[START OF RECORDS PROVIDED]
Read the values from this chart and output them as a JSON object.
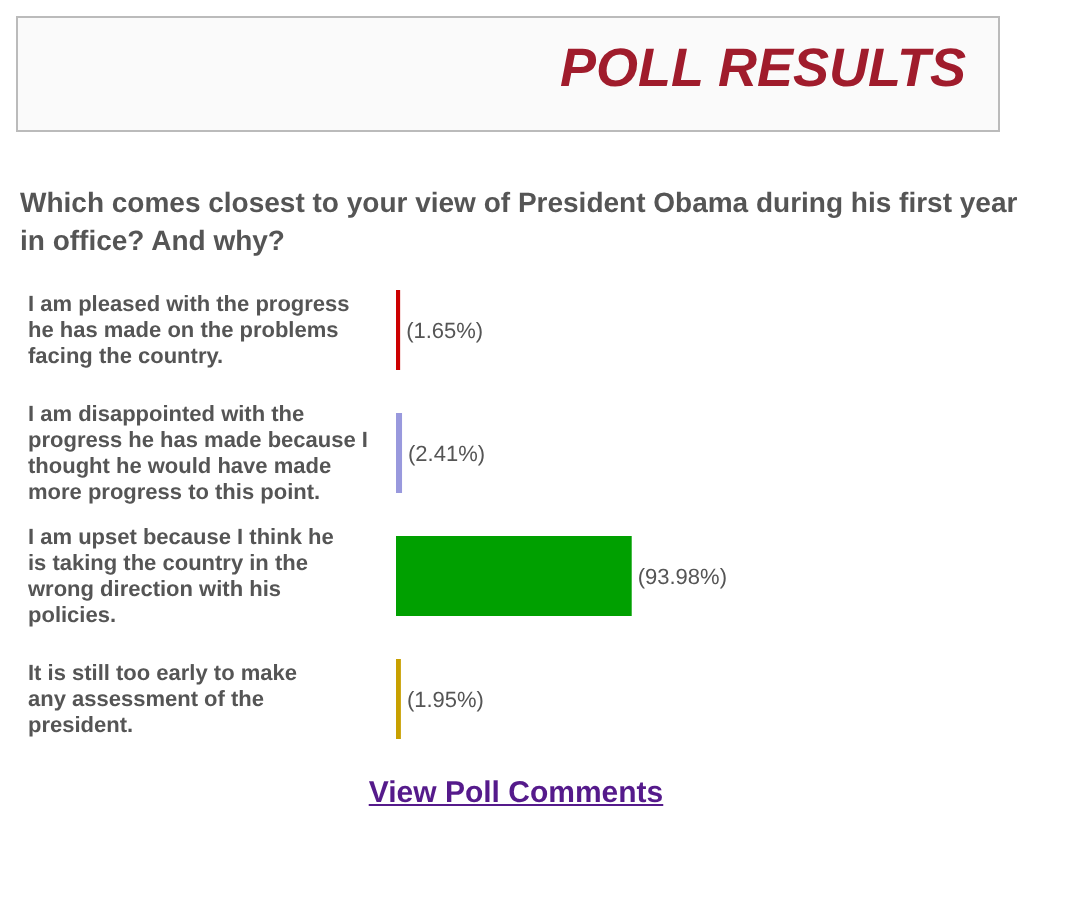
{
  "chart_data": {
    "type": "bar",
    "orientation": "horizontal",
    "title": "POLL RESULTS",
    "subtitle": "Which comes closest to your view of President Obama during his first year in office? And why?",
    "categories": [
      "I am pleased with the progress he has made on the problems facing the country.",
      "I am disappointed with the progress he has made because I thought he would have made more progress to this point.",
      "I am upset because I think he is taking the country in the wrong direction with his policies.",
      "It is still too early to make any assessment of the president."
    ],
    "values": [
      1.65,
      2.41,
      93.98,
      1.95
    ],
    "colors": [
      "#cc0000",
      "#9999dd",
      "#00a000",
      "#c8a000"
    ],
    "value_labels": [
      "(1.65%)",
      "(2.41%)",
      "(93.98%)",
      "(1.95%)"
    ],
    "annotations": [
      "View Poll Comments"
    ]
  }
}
[END OF RECORDS PROVIDED]
### WHAT IS REQUIRED
In the entries above, identify each line that includes the string "made", then copy it.

### THE SOLUTION
      "I am pleased with the progress he has made on the problems facing the country.",
      "I am disappointed with the progress he has made because I thought he would have made more progress to this point.",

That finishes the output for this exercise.